**What you should do:**
Give every line from the entries that contains "JSON".

**Material for the task:**
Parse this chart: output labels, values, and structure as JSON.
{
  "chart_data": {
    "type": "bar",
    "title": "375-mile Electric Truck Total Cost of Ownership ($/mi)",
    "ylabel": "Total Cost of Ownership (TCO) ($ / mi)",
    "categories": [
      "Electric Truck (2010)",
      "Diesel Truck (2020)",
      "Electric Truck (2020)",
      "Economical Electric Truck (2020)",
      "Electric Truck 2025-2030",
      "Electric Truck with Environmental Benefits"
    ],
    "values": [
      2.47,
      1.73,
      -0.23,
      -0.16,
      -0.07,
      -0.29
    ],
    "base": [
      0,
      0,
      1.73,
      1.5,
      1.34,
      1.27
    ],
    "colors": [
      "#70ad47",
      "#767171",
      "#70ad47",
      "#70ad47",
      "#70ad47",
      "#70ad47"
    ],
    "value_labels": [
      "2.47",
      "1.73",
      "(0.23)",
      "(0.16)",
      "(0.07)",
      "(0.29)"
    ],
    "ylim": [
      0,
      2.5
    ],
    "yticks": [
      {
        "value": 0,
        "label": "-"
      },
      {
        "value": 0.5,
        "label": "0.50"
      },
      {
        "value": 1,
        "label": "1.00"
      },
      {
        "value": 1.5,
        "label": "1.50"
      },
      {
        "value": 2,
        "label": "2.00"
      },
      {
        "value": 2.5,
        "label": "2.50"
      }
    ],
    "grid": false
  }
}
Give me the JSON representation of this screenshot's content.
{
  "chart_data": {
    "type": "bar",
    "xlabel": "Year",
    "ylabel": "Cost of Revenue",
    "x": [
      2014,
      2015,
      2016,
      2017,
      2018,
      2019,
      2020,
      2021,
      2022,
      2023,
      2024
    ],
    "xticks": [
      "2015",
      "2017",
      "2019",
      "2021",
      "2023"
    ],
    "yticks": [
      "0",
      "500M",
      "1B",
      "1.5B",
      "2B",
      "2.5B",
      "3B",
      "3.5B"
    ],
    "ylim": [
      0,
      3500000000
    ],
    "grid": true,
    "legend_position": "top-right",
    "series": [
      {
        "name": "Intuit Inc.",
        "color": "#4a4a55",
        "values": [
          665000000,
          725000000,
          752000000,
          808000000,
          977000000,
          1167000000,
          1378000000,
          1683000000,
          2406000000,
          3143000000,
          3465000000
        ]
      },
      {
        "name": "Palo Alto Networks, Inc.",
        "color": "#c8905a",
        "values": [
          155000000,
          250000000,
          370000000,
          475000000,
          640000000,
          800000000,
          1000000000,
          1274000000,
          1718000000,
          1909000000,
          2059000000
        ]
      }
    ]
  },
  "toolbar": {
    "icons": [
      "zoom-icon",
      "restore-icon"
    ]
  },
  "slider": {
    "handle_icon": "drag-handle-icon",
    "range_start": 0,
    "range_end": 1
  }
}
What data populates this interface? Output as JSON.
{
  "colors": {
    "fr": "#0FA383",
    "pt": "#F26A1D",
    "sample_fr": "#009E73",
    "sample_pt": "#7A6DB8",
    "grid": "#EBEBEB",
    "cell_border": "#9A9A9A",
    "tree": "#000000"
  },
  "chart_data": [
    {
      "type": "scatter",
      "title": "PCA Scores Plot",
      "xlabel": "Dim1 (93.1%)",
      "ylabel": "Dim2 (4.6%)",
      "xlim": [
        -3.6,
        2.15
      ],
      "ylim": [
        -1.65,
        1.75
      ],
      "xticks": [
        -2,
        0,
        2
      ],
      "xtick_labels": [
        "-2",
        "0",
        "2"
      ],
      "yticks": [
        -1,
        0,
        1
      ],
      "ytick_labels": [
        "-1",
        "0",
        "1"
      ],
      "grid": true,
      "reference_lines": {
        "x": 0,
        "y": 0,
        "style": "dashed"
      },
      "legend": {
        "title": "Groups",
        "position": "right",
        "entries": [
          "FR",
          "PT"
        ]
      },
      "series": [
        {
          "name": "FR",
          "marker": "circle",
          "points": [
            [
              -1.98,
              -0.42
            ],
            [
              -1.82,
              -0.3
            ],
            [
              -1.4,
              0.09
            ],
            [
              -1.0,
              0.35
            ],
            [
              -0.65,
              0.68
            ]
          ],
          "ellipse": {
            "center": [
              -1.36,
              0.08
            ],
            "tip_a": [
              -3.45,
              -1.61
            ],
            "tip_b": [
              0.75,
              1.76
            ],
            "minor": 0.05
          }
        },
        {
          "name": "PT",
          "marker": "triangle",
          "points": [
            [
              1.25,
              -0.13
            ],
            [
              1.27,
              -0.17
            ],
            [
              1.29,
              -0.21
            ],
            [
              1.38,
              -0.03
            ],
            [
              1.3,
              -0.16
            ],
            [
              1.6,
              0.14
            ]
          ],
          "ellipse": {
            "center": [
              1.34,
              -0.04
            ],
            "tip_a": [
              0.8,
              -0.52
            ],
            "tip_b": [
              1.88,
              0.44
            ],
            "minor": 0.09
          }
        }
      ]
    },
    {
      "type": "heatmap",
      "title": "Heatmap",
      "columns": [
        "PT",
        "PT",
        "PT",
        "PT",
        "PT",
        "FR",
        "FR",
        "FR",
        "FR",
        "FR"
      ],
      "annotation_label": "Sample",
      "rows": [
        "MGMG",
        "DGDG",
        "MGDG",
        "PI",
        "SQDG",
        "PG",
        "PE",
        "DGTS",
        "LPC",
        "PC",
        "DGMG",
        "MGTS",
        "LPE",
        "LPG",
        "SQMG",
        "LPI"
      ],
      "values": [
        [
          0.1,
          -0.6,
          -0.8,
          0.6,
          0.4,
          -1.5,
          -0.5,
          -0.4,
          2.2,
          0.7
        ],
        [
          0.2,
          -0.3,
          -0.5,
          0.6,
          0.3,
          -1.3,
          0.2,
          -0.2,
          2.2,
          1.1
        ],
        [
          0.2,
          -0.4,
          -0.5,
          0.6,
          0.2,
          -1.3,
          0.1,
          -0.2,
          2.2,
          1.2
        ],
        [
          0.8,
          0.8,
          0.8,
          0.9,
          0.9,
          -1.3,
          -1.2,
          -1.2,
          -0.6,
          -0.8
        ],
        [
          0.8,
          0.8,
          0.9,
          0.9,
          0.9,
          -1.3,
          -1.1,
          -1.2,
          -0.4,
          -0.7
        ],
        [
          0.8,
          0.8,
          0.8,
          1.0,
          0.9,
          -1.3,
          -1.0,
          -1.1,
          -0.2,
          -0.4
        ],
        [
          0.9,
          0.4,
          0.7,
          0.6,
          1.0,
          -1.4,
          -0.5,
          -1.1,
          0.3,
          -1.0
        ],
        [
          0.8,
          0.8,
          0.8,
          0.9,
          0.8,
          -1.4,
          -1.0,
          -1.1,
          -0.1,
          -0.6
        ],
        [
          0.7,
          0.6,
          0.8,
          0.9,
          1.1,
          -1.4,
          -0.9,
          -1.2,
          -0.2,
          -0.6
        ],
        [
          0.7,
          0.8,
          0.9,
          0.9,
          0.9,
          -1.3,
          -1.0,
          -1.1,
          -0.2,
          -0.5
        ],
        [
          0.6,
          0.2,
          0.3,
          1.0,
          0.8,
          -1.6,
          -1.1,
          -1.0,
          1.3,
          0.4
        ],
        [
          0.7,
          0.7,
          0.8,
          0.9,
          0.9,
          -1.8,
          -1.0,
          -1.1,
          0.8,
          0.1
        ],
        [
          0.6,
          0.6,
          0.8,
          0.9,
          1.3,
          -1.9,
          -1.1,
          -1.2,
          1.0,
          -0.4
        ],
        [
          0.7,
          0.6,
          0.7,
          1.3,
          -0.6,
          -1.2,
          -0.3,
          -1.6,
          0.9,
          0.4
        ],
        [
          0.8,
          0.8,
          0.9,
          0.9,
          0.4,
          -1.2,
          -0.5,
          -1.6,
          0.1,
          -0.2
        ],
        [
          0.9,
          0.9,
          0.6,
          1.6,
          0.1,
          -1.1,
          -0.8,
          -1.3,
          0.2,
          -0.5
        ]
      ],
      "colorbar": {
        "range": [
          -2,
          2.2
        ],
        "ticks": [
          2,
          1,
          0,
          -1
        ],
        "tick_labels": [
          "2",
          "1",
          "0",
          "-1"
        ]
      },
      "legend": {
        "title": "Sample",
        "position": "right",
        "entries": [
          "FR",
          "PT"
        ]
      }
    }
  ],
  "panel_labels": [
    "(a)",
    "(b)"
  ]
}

**Full output:**
Parse this chart: output labels, values, and structure as JSON.
Give me the JSON representation of this screenshot's content.
What data populates this interface? Output as JSON.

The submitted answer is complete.